Gather the lines below that include the string "ФГБУ", copying each in full.

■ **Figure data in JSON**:
>>>

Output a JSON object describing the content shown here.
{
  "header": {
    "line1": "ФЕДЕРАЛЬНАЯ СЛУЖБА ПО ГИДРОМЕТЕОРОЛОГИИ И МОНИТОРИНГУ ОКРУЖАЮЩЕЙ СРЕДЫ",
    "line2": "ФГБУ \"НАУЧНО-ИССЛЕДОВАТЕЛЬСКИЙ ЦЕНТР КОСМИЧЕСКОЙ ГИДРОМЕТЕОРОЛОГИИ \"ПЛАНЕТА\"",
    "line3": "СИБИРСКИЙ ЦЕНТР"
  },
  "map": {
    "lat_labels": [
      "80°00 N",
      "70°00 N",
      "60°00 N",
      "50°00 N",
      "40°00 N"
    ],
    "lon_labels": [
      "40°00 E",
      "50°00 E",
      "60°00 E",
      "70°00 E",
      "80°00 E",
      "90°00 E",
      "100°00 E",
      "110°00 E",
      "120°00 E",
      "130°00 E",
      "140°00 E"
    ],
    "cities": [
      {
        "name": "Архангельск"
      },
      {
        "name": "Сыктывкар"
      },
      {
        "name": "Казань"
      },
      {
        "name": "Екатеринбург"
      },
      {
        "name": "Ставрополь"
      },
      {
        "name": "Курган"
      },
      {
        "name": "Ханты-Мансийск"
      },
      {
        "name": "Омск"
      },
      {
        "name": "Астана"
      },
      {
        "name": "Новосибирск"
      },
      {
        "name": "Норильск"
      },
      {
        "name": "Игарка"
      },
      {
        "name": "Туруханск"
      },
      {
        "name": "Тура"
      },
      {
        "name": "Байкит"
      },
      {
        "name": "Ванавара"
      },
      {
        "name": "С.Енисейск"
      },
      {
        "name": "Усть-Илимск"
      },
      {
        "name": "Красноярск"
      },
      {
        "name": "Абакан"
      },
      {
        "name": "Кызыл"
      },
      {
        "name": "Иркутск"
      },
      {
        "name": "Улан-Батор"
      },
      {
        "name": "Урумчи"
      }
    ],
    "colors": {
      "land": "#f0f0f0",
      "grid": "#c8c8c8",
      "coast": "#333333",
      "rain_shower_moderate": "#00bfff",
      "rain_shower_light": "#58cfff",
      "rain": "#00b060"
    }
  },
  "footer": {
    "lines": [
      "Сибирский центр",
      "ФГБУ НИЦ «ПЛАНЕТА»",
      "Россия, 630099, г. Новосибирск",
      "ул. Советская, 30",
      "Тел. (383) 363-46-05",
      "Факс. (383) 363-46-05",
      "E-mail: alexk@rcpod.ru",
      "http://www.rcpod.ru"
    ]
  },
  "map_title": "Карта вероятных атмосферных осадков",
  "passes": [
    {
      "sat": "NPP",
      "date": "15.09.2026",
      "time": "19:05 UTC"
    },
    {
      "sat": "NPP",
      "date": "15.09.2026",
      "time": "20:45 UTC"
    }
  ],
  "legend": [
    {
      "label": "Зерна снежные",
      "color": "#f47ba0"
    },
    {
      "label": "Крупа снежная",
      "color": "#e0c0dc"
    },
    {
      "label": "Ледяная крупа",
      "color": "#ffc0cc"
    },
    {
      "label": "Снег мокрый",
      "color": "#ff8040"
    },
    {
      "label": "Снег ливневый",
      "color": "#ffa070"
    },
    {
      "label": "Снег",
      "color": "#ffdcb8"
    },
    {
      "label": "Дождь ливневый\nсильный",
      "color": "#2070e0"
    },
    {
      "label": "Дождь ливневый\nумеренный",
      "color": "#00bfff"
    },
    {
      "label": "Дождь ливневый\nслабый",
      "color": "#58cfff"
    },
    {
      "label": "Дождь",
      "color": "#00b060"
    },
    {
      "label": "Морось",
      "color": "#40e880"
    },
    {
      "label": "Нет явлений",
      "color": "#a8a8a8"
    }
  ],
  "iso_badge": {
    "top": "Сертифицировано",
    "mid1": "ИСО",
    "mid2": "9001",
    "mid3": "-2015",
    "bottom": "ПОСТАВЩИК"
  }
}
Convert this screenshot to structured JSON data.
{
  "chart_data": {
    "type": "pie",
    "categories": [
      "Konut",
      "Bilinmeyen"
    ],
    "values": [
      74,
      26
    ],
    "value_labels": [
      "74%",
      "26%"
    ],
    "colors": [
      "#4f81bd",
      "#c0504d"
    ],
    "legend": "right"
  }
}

<<<

■ **Task result**:
    "line2": "ФГБУ \"НАУЧНО-ИССЛЕДОВАТЕЛЬСКИЙ ЦЕНТР КОСМИЧЕСКОЙ ГИДРОМЕТЕОРОЛОГИИ \"ПЛАНЕТА\"",
      "ФГБУ НИЦ «ПЛАНЕТА»",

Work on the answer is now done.